### The exercise
Would you restate all the data that follows, word for word?

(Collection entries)
• • • • • • •
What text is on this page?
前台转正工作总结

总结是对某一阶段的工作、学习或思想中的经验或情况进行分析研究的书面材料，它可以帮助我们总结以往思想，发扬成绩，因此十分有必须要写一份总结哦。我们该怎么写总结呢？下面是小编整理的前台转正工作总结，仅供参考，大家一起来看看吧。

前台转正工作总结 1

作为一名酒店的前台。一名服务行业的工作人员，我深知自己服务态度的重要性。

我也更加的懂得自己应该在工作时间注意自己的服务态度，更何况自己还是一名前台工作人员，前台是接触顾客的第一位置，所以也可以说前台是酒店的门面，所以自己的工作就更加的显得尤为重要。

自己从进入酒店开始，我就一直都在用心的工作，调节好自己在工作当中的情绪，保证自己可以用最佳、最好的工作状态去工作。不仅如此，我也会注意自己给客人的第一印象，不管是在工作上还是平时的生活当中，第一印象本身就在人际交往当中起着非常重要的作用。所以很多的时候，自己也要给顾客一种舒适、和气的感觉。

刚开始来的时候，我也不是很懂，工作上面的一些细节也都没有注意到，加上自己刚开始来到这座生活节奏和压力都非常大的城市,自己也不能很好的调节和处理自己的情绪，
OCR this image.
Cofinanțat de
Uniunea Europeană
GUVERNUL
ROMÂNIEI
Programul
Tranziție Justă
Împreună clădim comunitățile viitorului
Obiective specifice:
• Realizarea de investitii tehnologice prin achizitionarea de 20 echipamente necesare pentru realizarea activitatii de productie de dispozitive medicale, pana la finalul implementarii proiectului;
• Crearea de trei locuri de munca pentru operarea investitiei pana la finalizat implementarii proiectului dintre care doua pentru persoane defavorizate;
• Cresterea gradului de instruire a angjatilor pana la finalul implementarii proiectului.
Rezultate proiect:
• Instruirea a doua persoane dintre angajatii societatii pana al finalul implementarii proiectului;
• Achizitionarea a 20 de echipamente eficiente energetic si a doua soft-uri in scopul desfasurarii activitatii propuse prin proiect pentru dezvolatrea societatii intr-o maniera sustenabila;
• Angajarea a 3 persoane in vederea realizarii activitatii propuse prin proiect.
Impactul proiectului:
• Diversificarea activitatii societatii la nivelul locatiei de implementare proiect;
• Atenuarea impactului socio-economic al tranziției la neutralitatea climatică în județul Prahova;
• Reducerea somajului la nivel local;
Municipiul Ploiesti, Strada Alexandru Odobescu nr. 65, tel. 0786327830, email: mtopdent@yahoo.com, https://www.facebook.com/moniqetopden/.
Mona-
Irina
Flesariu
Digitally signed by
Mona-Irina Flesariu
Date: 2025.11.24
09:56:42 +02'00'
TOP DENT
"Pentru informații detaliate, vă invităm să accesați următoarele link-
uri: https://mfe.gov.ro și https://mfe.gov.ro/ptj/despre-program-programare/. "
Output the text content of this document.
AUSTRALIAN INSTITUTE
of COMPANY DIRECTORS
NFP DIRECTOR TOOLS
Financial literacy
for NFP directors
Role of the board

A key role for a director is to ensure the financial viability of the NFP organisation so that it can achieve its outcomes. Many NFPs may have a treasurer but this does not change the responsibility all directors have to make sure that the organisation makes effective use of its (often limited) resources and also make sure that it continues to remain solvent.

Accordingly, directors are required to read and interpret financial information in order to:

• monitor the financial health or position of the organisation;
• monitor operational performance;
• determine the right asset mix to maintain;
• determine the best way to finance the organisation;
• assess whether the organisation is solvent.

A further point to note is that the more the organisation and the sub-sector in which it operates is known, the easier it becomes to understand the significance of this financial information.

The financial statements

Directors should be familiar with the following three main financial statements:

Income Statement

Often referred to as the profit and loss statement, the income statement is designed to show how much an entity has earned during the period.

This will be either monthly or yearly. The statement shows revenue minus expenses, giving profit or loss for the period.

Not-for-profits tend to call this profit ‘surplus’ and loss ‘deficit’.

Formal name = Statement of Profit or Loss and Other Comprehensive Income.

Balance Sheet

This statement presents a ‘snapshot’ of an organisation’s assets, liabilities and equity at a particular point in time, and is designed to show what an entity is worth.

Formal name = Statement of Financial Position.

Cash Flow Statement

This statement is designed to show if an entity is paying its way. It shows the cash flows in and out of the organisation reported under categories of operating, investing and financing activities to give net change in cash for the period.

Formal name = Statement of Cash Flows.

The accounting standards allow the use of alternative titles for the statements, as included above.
• • • • • • •
### Exercise output
What text is on this page?
前台转正工作总结

总结是对某一阶段的工作、学习或思想中的经验或情况进行分析研究的书面材料，它可以帮助我们总结以往思想，发扬成绩，因此十分有必须要写一份总结哦。我们该怎么写总结呢？下面是小编整理的前台转正工作总结，仅供参考，大家一起来看看吧。

前台转正工作总结 1

作为一名酒店的前台。一名服务行业的工作人员，我深知自己服务态度的重要性。

我也更加的懂得自己应该在工作时间注意自己的服务态度，更何况自己还是一名前台工作人员，前台是接触顾客的第一位置，所以也可以说前台是酒店的门面，所以自己的工作就更加的显得尤为重要。

自己从进入酒店开始，我就一直都在用心的工作，调节好自己在工作当中的情绪，保证自己可以用最佳、最好的工作状态去工作。不仅如此，我也会注意自己给客人的第一印象，不管是在工作上还是平时的生活当中，第一印象本身就在人际交往当中起着非常重要的作用。所以很多的时候，自己也要给顾客一种舒适、和气的感觉。

刚开始来的时候，我也不是很懂，工作上面的一些细节也都没有注意到，加上自己刚开始来到这座生活节奏和压力都非常大的城市,自己也不能很好的调节和处理自己的情绪，
OCR this image.
Cofinanțat de
Uniunea Europeană
GUVERNUL
ROMÂNIEI
Programul
Tranziție Justă
Împreună clădim comunitățile viitorului
Obiective specifice:
• Realizarea de investitii tehnologice prin achizitionarea de 20 echipamente necesare pentru realizarea activitatii de productie de dispozitive medicale, pana la finalul implementarii proiectului;
• Crearea de trei locuri de munca pentru operarea investitiei pana la finalizat implementarii proiectului dintre care doua pentru persoane defavorizate;
• Cresterea gradului de instruire a angjatilor pana la finalul implementarii proiectului.
Rezultate proiect:
• Instruirea a doua persoane dintre angajatii societatii pana al finalul implementarii proiectului;
• Achizitionarea a 20 de echipamente eficiente energetic si a doua soft-uri in scopul desfasurarii activitatii propuse prin proiect pentru dezvolatrea societatii intr-o maniera sustenabila;
• Angajarea a 3 persoane in vederea realizarii activitatii propuse prin proiect.
Impactul proiectului:
• Diversificarea activitatii societatii la nivelul locatiei de implementare proiect;
• Atenuarea impactului socio-economic al tranziției la neutralitatea climatică în județul Prahova;
• Reducerea somajului la nivel local;
Municipiul Ploiesti, Strada Alexandru Odobescu nr. 65, tel. 0786327830, email: mtopdent@yahoo.com, https://www.facebook.com/moniqetopden/.
Mona-
Irina
Flesariu
Digitally signed by
Mona-Irina Flesariu
Date: 2025.11.24
09:56:42 +02'00'
TOP DENT
"Pentru informații detaliate, vă invităm să accesați următoarele link-
uri: https://mfe.gov.ro și https://mfe.gov.ro/ptj/despre-program-programare/. "
Output the text content of this document.
AUSTRALIAN INSTITUTE
of COMPANY DIRECTORS
NFP DIRECTOR TOOLS
Financial literacy
for NFP directors
Role of the board

A key role for a director is to ensure the financial viability of the NFP organisation so that it can achieve its outcomes. Many NFPs may have a treasurer but this does not change the responsibility all directors have to make sure that the organisation makes effective use of its (often limited) resources and also make sure that it continues to remain solvent.

Accordingly, directors are required to read and interpret financial information in order to:

• monitor the financial health or position of the organisation;
• monitor operational performance;
• determine the right asset mix to maintain;
• determine the best way to finance the organisation;
• assess whether the organisation is solvent.

A further point to note is that the more the organisation and the sub-sector in which it operates is known, the easier it becomes to understand the significance of this financial information.

The financial statements

Directors should be familiar with the following three main financial statements:

Income Statement

Often referred to as the profit and loss statement, the income statement is designed to show how much an entity has earned during the period.

This will be either monthly or yearly. The statement shows revenue minus expenses, giving profit or loss for the period.

Not-for-profits tend to call this profit ‘surplus’ and loss ‘deficit’.

Formal name = Statement of Profit or Loss and Other Comprehensive Income.

Balance Sheet

This statement presents a ‘snapshot’ of an organisation’s assets, liabilities and equity at a particular point in time, and is designed to show what an entity is worth.

Formal name = Statement of Financial Position.

Cash Flow Statement

This statement is designed to show if an entity is paying its way. It shows the cash flows in and out of the organisation reported under categories of operating, investing and financing activities to give net change in cash for the period.

Formal name = Statement of Cash Flows.

The accounting standards allow the use of alternative titles for the statements, as included above.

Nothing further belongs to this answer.